» **STATED PROBLEM**
Pick out the lines containing "растекс".
--*--
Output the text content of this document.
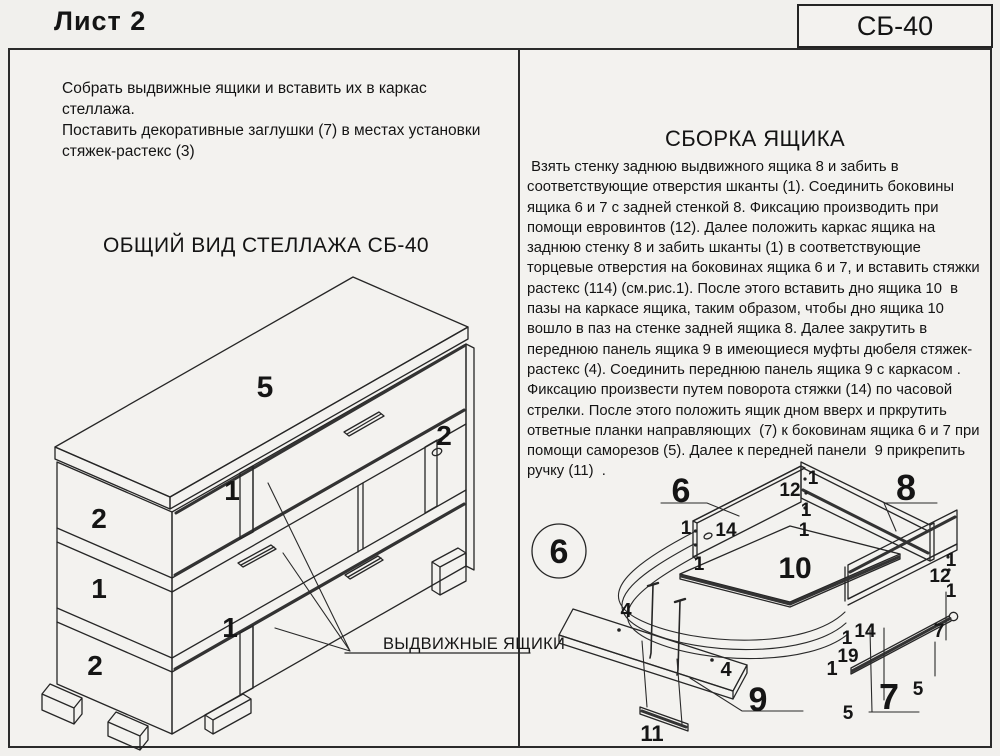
Лист 2	СБ-40
Собрать выдвижные ящики и вставить их в каркас стеллажа.
Поставить декоративные заглушки (7) в местах установки
стяжек-растекс (3)
ОБЩИЙ ВИД СТЕЛЛАЖА СБ-40
СБОРКА ЯЩИКА
Взять стенку заднюю выдвижного ящика 8 и забить в соответствующие отверстия шканты (1). Соединить боковины ящика 6 и 7 с задней стенкой 8. Фиксацию производить при помощи евровинтов (12). Далее положить каркас ящика на заднюю стенку 8 и забить шканты (1) в соответствующие  торцевые отверстия на боковинах ящика 6 и 7, и вставить стяжки растекс (114) (см.рис.1). После этого вставить дно ящика 10  в пазы на каркасе ящика, таким образом, чтобы дно ящика 10  вошло в паз на стенке задней ящика 8. Далее закрутить в переднюю панель ящика 9 в имеющиеся муфты дюбеля стяжек-растекс (4). Соединить переднюю панель ящика 9 с каркасом . Фиксацию произвести путем поворота стяжки (14) по часовой стрелки. После этого положить ящик дном вверх и пркрутить ответные планки направляющих  (7) к боковинам ящика 6 и 7 при помощи саморезов (5). Далее к передней панели  9 прикрепить ручку (11)  .
ВЫДВИЖНЫЕ ЯЩИКИ
5
2
1
2
1
1
2
6
6	8
10
9	7
11
1 14
1
12
1
1
1
1
12
1
14
1
19
1
7
5
5
4
4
--*--
» **RESULT**
стяжек-растекс (3)
Взять стенку заднюю выдвижного ящика 8 и забить в соответствующие отверстия шканты (1). Соединить боковины ящика 6 и 7 с задней стенкой 8. Фиксацию производить при помощи евровинтов (12). Далее положить каркас ящика на заднюю стенку 8 и забить шканты (1) в соответствующие  торцевые отверстия на боковинах ящика 6 и 7, и вставить стяжки растекс (114) (см.рис.1). После этого вставить дно ящика 10  в пазы на каркасе ящика, таким образом, чтобы дно ящика 10  вошло в паз на стенке задней ящика 8. Далее закрутить в переднюю панель ящика 9 в имеющиеся муфты дюбеля стяжек-растекс (4). Соединить переднюю панель ящика 9 с каркасом . Фиксацию произвести путем поворота стяжки (14) по часовой стрелки. После этого положить ящик дном вверх и пркрутить ответные планки направляющих  (7) к боковинам ящика 6 и 7 при помощи саморезов (5). Далее к передней панели  9 прикрепить ручку (11)  .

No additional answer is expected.